### What to do
Repeat the material exactly, leaving nothing out.

(Saved entries)

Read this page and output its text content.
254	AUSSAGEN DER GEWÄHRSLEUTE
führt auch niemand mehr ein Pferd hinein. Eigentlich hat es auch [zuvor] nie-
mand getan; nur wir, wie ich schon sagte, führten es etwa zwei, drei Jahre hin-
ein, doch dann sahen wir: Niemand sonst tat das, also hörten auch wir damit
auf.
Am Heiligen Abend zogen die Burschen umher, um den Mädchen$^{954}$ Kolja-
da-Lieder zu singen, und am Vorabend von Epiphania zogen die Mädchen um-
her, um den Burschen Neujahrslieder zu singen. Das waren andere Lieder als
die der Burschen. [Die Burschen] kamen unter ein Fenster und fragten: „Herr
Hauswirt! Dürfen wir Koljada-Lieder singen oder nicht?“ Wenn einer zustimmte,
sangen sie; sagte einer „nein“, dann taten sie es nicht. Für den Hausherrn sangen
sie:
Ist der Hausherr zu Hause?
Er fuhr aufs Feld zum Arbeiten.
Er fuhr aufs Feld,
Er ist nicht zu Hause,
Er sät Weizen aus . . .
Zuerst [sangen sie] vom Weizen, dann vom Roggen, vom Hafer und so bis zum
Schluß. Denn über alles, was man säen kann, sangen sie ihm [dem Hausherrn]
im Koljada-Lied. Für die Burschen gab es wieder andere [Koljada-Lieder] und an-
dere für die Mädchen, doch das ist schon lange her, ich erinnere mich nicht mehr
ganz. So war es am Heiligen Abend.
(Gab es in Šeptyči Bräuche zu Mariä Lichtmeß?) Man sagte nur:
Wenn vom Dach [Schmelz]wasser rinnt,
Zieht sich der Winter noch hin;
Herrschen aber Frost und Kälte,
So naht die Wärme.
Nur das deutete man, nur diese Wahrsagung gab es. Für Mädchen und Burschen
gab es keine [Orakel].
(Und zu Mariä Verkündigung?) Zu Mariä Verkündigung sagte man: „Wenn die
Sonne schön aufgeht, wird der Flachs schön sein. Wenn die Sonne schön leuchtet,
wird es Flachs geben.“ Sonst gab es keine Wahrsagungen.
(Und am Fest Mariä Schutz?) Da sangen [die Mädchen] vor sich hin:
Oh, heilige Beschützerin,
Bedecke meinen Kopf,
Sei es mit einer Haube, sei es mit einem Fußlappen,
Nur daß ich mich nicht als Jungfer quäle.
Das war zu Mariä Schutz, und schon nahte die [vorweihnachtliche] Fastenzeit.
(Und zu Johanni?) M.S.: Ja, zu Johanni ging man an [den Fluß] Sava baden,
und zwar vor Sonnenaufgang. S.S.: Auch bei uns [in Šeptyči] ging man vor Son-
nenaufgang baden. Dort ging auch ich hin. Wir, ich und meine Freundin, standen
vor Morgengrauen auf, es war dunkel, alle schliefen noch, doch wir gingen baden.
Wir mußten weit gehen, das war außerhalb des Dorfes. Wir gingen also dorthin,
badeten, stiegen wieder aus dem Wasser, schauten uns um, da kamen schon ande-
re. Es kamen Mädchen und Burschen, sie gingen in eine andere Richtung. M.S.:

### Written solution
Read this page and output its text content.
254	AUSSAGEN DER GEWÄHRSLEUTE
führt auch niemand mehr ein Pferd hinein. Eigentlich hat es auch [zuvor] nie-
mand getan; nur wir, wie ich schon sagte, führten es etwa zwei, drei Jahre hin-
ein, doch dann sahen wir: Niemand sonst tat das, also hörten auch wir damit
auf.
Am Heiligen Abend zogen die Burschen umher, um den Mädchen$^{954}$ Kolja-
da-Lieder zu singen, und am Vorabend von Epiphania zogen die Mädchen um-
her, um den Burschen Neujahrslieder zu singen. Das waren andere Lieder als
die der Burschen. [Die Burschen] kamen unter ein Fenster und fragten: „Herr
Hauswirt! Dürfen wir Koljada-Lieder singen oder nicht?“ Wenn einer zustimmte,
sangen sie; sagte einer „nein“, dann taten sie es nicht. Für den Hausherrn sangen
sie:
Ist der Hausherr zu Hause?
Er fuhr aufs Feld zum Arbeiten.
Er fuhr aufs Feld,
Er ist nicht zu Hause,
Er sät Weizen aus . . .
Zuerst [sangen sie] vom Weizen, dann vom Roggen, vom Hafer und so bis zum
Schluß. Denn über alles, was man säen kann, sangen sie ihm [dem Hausherrn]
im Koljada-Lied. Für die Burschen gab es wieder andere [Koljada-Lieder] und an-
dere für die Mädchen, doch das ist schon lange her, ich erinnere mich nicht mehr
ganz. So war es am Heiligen Abend.
(Gab es in Šeptyči Bräuche zu Mariä Lichtmeß?) Man sagte nur:
Wenn vom Dach [Schmelz]wasser rinnt,
Zieht sich der Winter noch hin;
Herrschen aber Frost und Kälte,
So naht die Wärme.
Nur das deutete man, nur diese Wahrsagung gab es. Für Mädchen und Burschen
gab es keine [Orakel].
(Und zu Mariä Verkündigung?) Zu Mariä Verkündigung sagte man: „Wenn die
Sonne schön aufgeht, wird der Flachs schön sein. Wenn die Sonne schön leuchtet,
wird es Flachs geben.“ Sonst gab es keine Wahrsagungen.
(Und am Fest Mariä Schutz?) Da sangen [die Mädchen] vor sich hin:
Oh, heilige Beschützerin,
Bedecke meinen Kopf,
Sei es mit einer Haube, sei es mit einem Fußlappen,
Nur daß ich mich nicht als Jungfer quäle.
Das war zu Mariä Schutz, und schon nahte die [vorweihnachtliche] Fastenzeit.
(Und zu Johanni?) M.S.: Ja, zu Johanni ging man an [den Fluß] Sava baden,
und zwar vor Sonnenaufgang. S.S.: Auch bei uns [in Šeptyči] ging man vor Son-
nenaufgang baden. Dort ging auch ich hin. Wir, ich und meine Freundin, standen
vor Morgengrauen auf, es war dunkel, alle schliefen noch, doch wir gingen baden.
Wir mußten weit gehen, das war außerhalb des Dorfes. Wir gingen also dorthin,
badeten, stiegen wieder aus dem Wasser, schauten uns um, da kamen schon ande-
re. Es kamen Mädchen und Burschen, sie gingen in eine andere Richtung. M.S.:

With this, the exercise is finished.